- Exercise description -
Wherever "spiritual" appears in a line, list that line.

- Extracted material -
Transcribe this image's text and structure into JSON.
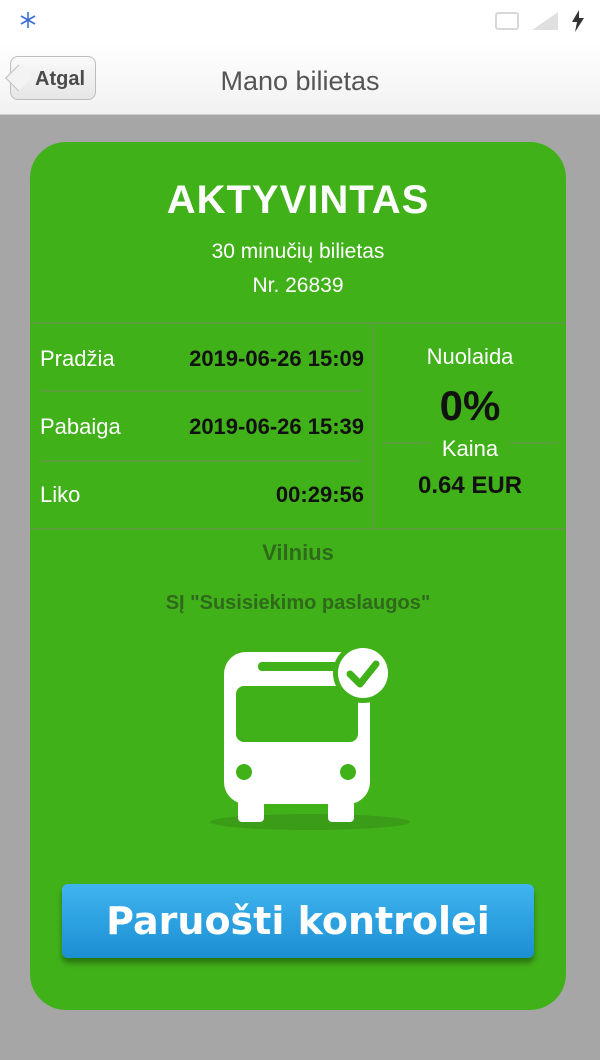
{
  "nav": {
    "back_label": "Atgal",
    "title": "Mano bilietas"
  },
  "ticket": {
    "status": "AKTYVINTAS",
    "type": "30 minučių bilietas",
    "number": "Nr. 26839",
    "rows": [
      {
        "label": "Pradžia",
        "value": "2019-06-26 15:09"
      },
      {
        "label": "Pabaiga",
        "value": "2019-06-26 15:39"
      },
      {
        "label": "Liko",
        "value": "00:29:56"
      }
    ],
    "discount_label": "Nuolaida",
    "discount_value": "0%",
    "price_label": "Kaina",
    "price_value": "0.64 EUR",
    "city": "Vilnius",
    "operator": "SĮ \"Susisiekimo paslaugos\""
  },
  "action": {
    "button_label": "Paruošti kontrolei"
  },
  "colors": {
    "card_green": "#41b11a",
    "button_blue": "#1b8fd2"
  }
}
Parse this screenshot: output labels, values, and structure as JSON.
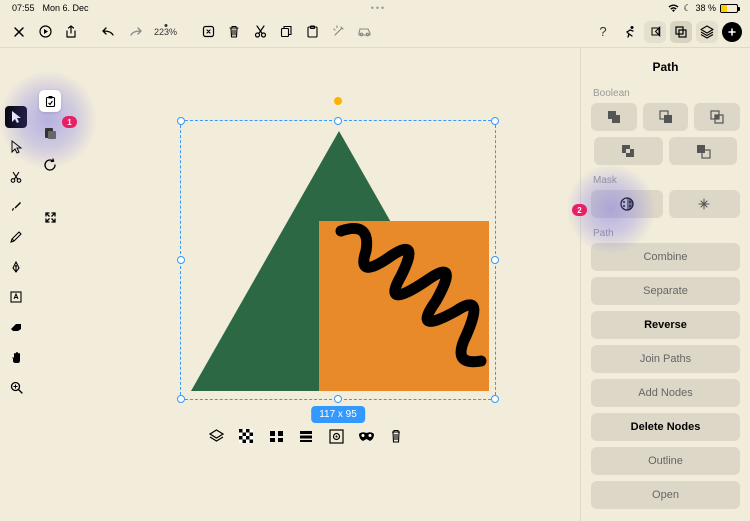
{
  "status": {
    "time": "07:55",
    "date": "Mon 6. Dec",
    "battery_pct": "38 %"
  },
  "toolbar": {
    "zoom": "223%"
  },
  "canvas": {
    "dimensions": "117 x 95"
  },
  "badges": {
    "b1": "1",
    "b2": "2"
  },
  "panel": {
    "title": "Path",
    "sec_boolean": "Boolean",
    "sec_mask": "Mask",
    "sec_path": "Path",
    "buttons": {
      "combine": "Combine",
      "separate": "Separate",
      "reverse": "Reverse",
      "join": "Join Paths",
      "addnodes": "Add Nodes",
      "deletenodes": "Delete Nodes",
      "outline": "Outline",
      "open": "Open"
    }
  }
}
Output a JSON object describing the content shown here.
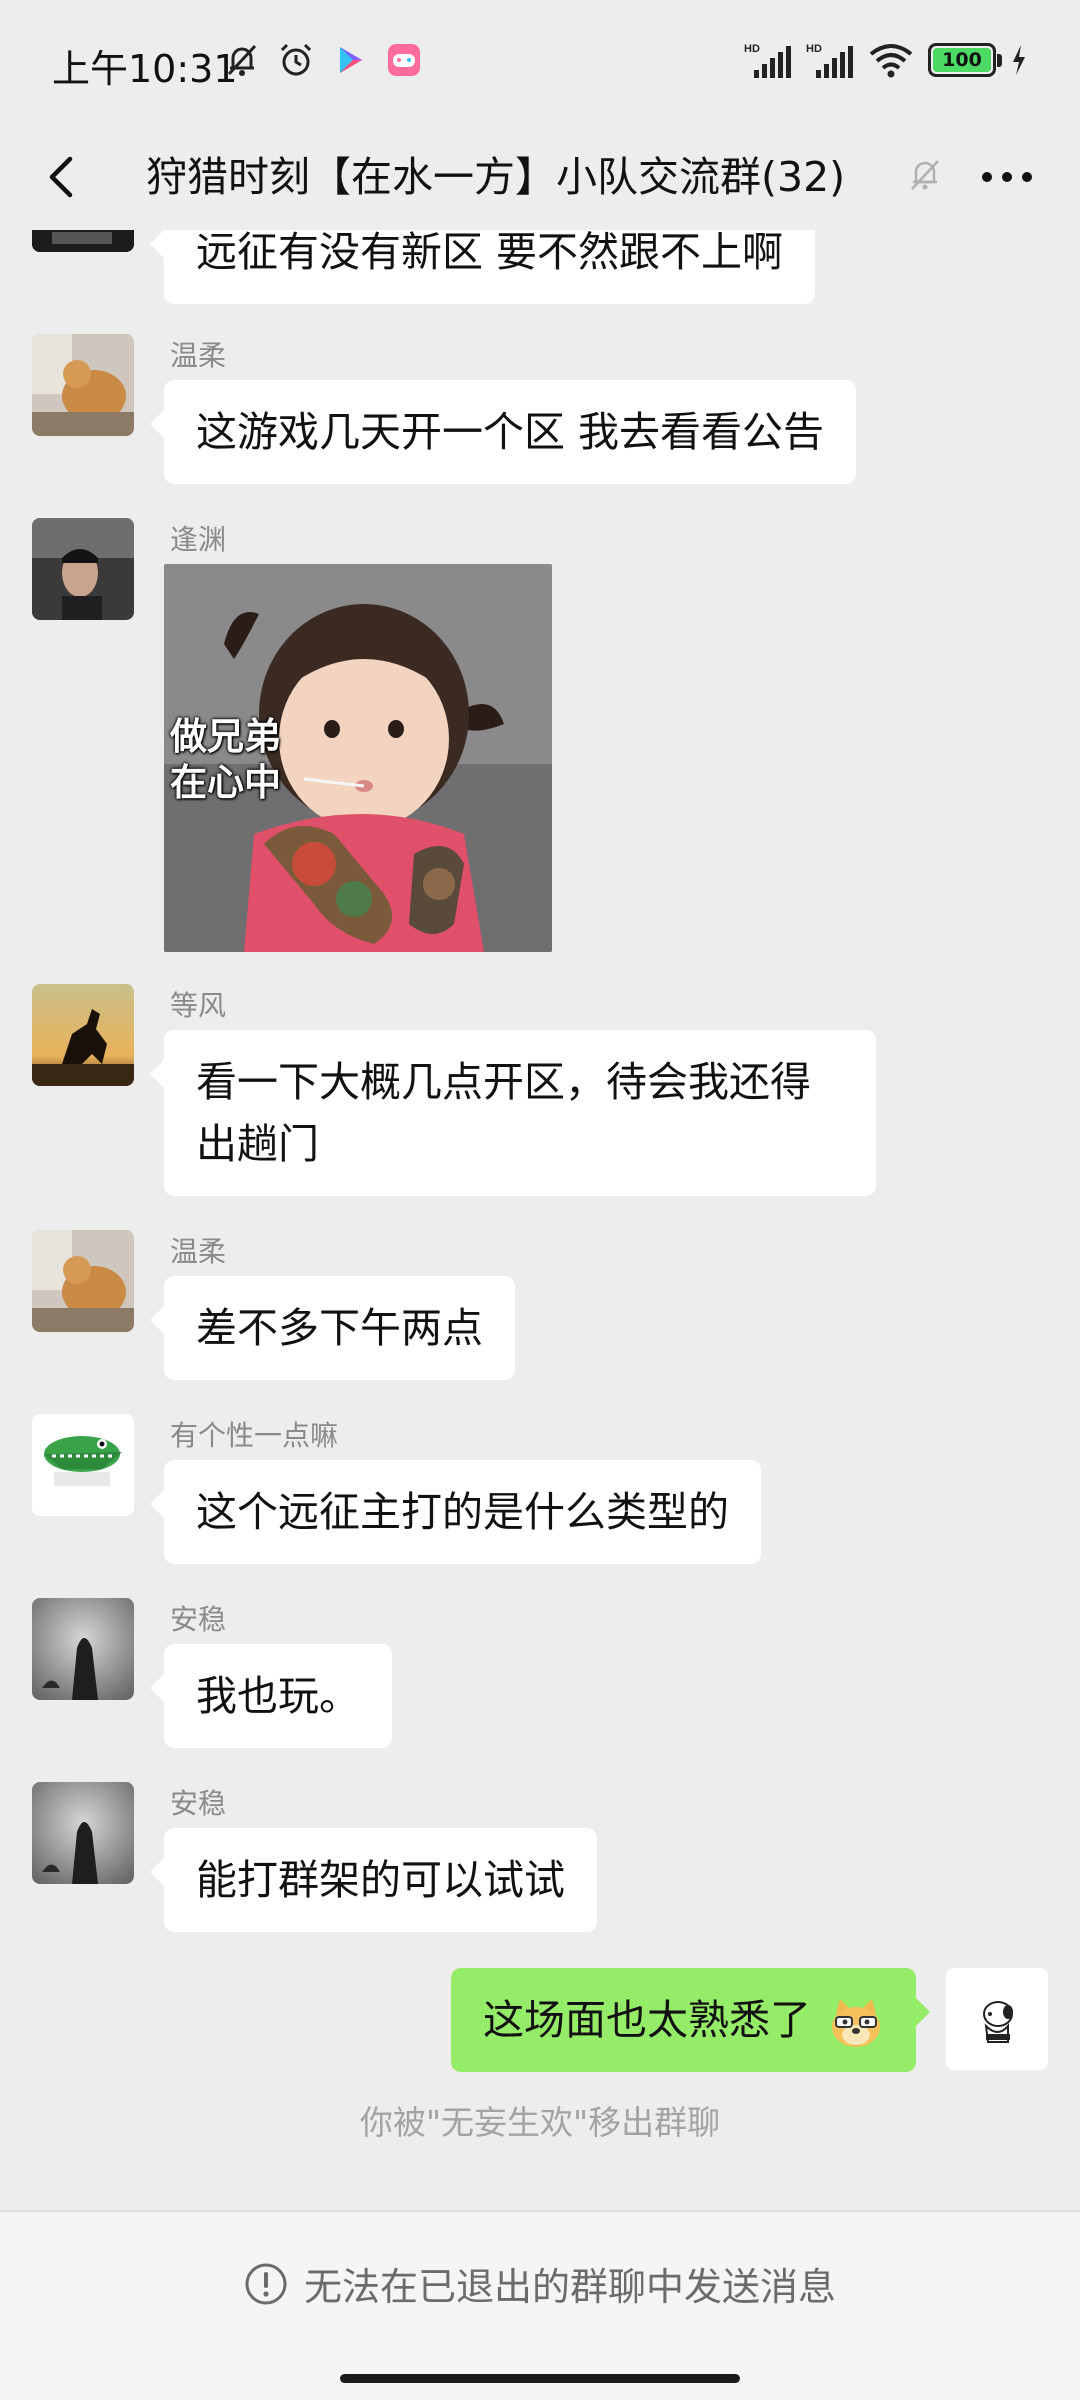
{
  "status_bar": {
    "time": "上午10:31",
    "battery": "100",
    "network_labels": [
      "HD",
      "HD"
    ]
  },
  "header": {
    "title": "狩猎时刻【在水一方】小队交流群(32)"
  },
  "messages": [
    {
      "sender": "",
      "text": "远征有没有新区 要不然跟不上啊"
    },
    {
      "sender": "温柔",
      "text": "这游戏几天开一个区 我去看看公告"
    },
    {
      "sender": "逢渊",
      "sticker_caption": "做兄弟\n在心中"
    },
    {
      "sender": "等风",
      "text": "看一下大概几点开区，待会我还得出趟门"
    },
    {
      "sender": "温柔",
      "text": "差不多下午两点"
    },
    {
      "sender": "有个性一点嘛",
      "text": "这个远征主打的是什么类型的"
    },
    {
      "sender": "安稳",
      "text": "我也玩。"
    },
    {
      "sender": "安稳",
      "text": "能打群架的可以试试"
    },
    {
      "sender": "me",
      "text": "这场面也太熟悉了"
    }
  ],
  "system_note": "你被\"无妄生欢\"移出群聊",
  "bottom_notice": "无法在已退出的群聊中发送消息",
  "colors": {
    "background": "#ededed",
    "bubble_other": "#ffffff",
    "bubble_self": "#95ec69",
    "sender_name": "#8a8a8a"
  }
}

...

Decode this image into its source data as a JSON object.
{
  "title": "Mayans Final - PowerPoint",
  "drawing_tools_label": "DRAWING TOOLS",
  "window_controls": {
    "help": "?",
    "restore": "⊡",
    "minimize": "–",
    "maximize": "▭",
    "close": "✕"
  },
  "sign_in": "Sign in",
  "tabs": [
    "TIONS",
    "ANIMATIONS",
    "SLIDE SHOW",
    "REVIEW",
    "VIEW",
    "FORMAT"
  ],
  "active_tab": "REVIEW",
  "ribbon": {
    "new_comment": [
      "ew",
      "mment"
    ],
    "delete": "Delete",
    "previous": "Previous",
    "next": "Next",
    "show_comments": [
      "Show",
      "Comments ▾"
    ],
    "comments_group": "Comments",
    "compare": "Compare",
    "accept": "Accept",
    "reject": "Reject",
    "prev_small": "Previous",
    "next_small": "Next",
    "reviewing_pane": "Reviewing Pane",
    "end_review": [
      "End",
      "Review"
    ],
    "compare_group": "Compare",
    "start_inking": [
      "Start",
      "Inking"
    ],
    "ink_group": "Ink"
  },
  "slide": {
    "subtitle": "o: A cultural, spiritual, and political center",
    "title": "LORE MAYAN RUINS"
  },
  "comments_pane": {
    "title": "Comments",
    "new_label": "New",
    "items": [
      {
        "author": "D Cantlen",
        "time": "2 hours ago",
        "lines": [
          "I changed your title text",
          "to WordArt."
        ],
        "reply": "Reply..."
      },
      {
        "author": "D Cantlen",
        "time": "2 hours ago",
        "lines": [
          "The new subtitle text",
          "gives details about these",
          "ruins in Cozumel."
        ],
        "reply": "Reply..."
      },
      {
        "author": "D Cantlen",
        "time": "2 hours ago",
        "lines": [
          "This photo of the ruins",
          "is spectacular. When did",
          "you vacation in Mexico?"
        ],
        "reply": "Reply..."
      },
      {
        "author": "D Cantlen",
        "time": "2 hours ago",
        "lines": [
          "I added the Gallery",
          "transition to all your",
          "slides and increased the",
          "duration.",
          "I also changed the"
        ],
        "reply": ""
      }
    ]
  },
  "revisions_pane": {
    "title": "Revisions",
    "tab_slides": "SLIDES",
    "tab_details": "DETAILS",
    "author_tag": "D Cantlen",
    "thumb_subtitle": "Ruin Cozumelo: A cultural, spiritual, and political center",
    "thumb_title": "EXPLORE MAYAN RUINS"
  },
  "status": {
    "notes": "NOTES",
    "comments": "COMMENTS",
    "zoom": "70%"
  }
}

- Full solution -
    "subtitle": "o: A cultural, spiritual, and political center",
    "thumb_subtitle": "Ruin Cozumelo: A cultural, spiritual, and political center",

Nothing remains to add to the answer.